> _Tasks_
1) List every U.S. president named in the post on Trump's economic record below.
2) For each statement, say whether the post on Trump's economic record below supports it (yes or no), and quote the words that decide it: (a) The Dow Jones Industrial Average gained approximately 56 percent. (b) The 2020 trade deficit in goods and services was the highest since 2016. (c) The unemployment rate rose to 6.3 percent.
3) Continue the post on Trump's economic record below, picking up after its final sentence.

> _Document extract_
BEGIN

Monday, December 19, 2022

A Look at Trump's Economic Record

Let's look back at Donald Trump's economic report card. This young man is running for president again, and he's touting his economics, so: On the positive side:
Wages grew faster than inflation. Average weekly earning were up 8.7 percent after inflation.
Corporate profits increased, and the stock market sailed to new heights. The Dow Jones Industrial Average gained approximately 56 percent. An asterisk belongs here, however: The annualized returns remained below the levels under Presidents Bill Clinton and Barack Obama.”
The overall yearly Gross Domestic Product growth for 2018, 2.9 percent, was the best performance in a decade.
Median household income reached $68,700 in 2019, the highest since records were started in 1967.
The poverty rate fell to 10.5 percent in 2019, the lowest since records were started in 2019.
IRS records show that on average all income brackets benefited very measurable from the tax reform law . . . and the biggest beneficiaries were the working and middle-income filers, not the top 1 percent, as many Democrats would have you believe.

On the negative side:
We lost 2.9 million jobs. The unemployment rate went up by 1.6 percentage points to 6.3 percent. He became the first president since Herbert Hoover during the Great Depression to leave office with fewer jobs in our nation than when he entered.
The international trade deficit Trump had promised to reduce instead went up. The trade deficit in goods and services in 2020 was the highest since 2008 and jumped 40.5 percent from 2016.

END

> _The data_
BEGIN

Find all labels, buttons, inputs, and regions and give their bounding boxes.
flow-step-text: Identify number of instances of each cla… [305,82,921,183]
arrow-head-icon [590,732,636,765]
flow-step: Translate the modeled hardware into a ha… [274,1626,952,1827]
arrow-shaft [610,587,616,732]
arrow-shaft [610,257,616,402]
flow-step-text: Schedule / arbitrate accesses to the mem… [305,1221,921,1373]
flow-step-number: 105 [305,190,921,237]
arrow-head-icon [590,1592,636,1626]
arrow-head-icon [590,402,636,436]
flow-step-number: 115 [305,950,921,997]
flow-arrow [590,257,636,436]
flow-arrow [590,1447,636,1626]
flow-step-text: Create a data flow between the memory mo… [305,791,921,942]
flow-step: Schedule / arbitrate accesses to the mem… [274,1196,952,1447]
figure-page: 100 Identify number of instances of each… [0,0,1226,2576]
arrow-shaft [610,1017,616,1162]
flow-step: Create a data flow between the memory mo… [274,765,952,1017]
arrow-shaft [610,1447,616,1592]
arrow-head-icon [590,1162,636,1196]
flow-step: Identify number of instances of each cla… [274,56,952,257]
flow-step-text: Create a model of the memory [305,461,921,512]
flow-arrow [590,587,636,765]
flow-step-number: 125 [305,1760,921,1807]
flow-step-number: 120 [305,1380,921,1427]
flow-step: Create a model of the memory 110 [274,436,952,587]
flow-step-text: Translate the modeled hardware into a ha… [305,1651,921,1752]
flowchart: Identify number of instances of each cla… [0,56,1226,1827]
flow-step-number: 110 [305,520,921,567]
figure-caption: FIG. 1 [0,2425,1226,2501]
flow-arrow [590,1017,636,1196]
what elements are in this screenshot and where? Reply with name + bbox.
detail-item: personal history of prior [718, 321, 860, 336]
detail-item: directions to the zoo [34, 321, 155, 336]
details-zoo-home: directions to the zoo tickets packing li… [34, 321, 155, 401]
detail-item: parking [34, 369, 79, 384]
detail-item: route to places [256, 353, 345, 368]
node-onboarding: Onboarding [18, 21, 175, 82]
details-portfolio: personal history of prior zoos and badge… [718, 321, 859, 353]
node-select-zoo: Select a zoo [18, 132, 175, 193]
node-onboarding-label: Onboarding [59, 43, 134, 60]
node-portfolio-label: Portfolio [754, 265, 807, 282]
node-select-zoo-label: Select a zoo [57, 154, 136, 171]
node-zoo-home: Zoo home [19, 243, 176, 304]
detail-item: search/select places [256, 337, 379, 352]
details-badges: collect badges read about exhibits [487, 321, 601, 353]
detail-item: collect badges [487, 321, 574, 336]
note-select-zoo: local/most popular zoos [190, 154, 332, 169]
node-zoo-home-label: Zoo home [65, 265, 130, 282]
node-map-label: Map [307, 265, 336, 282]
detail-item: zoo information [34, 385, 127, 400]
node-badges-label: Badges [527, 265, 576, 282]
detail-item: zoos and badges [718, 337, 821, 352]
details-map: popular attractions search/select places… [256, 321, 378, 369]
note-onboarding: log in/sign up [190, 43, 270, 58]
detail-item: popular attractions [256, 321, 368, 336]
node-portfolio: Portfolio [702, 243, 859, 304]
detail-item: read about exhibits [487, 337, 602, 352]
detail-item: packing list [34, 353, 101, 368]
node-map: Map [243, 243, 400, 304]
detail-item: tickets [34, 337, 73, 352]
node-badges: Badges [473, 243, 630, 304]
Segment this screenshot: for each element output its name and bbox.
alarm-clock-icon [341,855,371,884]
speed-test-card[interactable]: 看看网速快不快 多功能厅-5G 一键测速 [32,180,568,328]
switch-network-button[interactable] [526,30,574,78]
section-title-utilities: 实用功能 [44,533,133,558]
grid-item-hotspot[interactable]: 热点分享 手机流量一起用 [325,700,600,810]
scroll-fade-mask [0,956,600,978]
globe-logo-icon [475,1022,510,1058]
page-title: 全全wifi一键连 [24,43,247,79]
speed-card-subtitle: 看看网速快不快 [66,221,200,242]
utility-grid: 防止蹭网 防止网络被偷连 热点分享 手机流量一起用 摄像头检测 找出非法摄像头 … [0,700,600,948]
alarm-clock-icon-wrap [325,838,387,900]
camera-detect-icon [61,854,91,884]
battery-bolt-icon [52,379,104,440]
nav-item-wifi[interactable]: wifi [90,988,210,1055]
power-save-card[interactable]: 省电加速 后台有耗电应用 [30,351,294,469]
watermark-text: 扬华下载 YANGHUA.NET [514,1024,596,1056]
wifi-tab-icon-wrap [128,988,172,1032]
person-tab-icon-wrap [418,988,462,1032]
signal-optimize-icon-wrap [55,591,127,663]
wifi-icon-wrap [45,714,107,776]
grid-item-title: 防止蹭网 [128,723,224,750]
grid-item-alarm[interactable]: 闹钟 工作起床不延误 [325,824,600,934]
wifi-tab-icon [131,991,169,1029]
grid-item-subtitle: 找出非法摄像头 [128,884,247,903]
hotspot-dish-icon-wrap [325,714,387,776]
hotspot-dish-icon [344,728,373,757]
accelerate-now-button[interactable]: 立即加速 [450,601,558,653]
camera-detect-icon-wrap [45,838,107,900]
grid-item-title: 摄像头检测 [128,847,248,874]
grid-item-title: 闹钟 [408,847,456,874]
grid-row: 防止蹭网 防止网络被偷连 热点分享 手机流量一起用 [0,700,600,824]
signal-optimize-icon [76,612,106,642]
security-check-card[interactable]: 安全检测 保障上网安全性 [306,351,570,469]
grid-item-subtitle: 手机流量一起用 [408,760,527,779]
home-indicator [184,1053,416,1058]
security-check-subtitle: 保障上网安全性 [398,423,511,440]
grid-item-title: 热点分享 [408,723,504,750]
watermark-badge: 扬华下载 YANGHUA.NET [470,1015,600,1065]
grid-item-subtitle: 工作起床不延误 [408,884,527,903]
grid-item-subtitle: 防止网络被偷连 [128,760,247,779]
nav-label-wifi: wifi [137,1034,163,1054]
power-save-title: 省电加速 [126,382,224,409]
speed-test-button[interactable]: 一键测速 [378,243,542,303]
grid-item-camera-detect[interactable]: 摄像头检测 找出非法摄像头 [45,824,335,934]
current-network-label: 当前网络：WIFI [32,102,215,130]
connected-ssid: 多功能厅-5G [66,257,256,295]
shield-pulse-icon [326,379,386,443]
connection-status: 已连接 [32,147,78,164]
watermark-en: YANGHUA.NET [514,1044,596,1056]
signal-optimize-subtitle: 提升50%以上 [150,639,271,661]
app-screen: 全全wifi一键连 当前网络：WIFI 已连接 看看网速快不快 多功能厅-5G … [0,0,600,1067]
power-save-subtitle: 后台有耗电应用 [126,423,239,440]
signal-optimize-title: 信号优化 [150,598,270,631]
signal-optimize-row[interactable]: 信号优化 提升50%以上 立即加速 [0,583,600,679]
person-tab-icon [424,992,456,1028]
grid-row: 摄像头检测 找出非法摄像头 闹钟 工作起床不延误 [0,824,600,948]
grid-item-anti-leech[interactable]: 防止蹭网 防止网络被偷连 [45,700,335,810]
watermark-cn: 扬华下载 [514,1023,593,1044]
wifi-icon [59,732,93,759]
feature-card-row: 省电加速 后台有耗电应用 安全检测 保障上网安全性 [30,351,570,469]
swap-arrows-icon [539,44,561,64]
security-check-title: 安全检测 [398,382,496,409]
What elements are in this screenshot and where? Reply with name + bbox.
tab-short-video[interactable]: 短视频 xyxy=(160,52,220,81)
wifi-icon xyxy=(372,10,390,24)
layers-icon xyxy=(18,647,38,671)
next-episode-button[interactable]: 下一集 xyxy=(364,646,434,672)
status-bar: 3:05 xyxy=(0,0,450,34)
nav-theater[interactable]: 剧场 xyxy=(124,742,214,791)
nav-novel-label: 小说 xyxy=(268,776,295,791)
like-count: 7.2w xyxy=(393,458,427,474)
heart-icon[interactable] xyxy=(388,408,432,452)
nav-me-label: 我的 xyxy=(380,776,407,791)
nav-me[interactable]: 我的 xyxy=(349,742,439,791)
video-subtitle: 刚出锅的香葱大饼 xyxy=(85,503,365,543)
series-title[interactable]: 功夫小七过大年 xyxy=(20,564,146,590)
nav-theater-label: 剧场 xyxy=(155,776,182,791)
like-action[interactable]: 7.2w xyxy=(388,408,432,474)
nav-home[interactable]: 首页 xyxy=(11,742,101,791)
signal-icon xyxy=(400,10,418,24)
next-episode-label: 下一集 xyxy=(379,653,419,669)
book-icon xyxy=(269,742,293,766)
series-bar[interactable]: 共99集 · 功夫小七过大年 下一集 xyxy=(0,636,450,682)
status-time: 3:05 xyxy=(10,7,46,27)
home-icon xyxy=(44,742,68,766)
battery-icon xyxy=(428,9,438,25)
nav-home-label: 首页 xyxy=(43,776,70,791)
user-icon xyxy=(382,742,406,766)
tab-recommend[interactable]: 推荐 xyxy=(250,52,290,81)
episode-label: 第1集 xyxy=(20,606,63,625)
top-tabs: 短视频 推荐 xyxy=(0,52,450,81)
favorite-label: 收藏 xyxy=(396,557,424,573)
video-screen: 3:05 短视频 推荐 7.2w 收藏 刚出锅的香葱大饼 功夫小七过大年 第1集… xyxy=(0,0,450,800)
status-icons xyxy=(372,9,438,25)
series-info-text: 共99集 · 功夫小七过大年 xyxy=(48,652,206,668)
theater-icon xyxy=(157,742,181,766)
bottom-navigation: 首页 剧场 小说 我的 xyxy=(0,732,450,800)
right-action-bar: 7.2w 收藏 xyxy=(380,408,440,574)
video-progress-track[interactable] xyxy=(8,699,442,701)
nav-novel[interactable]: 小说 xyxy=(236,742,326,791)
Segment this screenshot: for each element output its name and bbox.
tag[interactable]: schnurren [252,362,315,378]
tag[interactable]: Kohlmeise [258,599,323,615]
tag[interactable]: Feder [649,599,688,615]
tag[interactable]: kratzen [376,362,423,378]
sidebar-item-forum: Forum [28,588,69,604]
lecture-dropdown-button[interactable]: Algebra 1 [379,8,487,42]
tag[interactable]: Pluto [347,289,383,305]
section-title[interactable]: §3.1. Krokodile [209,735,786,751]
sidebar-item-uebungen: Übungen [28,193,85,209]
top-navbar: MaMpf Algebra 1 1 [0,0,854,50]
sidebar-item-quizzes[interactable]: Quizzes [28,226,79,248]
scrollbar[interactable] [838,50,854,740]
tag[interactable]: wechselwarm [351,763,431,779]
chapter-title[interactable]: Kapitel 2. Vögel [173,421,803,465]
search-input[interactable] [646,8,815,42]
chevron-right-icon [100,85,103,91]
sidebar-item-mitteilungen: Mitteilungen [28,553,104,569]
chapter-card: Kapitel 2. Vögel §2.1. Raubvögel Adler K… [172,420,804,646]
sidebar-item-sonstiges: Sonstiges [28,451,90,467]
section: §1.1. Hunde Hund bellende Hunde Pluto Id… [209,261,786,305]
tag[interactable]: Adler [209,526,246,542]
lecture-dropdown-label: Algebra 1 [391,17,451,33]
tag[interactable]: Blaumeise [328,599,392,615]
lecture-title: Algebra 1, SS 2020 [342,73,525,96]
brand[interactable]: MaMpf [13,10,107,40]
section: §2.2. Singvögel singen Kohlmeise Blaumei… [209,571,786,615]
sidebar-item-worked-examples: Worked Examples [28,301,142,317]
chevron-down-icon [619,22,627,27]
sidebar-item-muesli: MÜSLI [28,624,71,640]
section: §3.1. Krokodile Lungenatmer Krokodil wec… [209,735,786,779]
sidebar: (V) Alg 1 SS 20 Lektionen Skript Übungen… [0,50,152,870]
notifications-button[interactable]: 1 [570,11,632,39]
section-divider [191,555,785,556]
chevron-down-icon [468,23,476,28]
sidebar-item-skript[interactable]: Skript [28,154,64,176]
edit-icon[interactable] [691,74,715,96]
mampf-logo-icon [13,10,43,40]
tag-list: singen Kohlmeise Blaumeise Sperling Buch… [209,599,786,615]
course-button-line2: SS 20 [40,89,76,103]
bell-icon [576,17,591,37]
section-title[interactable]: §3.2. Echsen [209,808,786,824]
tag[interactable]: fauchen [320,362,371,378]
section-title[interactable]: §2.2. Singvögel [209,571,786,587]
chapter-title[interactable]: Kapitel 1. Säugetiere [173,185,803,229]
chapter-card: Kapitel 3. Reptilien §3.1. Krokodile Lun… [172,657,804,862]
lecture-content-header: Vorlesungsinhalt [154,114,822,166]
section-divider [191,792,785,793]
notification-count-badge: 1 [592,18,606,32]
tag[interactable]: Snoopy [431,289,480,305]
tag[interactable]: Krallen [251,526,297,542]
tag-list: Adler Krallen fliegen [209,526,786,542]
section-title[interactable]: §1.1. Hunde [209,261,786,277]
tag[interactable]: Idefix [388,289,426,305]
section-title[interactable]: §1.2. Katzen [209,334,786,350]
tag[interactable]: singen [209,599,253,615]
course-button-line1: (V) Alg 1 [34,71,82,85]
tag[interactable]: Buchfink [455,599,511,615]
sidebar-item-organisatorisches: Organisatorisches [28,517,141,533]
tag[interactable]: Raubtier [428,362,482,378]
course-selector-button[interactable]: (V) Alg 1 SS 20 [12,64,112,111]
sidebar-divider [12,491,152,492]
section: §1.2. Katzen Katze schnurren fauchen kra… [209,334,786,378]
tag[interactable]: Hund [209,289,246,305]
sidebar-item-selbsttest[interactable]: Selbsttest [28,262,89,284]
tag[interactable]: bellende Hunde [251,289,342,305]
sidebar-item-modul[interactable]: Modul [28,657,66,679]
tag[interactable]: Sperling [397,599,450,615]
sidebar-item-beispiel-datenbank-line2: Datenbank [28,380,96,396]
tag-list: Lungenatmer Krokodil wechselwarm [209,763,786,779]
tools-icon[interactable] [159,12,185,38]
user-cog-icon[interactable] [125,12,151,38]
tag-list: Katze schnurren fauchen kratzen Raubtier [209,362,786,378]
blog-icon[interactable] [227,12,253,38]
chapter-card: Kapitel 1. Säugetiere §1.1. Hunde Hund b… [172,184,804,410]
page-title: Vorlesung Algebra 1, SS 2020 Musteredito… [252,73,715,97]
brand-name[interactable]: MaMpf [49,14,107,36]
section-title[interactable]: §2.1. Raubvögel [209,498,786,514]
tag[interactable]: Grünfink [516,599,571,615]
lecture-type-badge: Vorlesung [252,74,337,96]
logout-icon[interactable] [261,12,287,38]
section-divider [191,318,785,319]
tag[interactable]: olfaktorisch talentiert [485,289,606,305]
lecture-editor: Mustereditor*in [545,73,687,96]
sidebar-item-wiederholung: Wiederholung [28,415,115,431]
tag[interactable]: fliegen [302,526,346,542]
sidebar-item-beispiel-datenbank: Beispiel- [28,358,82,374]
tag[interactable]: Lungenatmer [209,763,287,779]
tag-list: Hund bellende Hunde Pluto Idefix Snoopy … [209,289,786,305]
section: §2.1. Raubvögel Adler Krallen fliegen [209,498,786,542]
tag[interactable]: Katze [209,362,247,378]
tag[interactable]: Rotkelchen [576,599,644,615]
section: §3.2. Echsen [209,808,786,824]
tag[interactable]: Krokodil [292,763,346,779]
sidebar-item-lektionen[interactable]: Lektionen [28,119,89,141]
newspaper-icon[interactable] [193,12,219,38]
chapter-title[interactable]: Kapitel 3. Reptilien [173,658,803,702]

END

> _List of answers_
1) Donald Trump, Bill Clinton, Barack Obama, Herbert Hoover

2)
(a) Yes: "The Dow Jones Industrial Average gained approximately 56 percent."
(b) No: "The trade deficit in goods and services in 2020 was the highest since 2008 and jumped 40.5 percent from 2016."
(c) Yes: "The unemployment rate went up by 1.6 percentage points to 6.3 percent."

3)
The number of people without health insurance rose by 3 million.
The national debt rose by almost $7.8 trillion during Trump’s time in office, reaching about $28 trillion.
Home prices rose 27.5 percent, and the homeownership rate increased 2.1 percentage points to 65.8 percent.
GDP grew slower under Trump than under any other president except for Bush I and Bush II going back to Eisenhower. Under Bush I, it was 1.7 percent. Under Bush II, it was 1.5 percent. And under Trump, it was 1.8 percent. This poor performance for Trump, though, comes with an asterisk, as the pandemic pulled down his numbers. Taking GDP growth by each year, Trump was 2.3 percent in 2017, 3.0 percent in 2018, 2.2 percent in 2019, and minus 3.7 in 2020.

The homeless population under Trump went up by some 30,000 people. The number of unsheltered homeless (those without any sort of nighttime shelter at all) went up by 28 percent. The number of chronically homeless people (people who have been homeless for over a year or who are consistently in and out of homelessness) went up by a staggering 40 percent.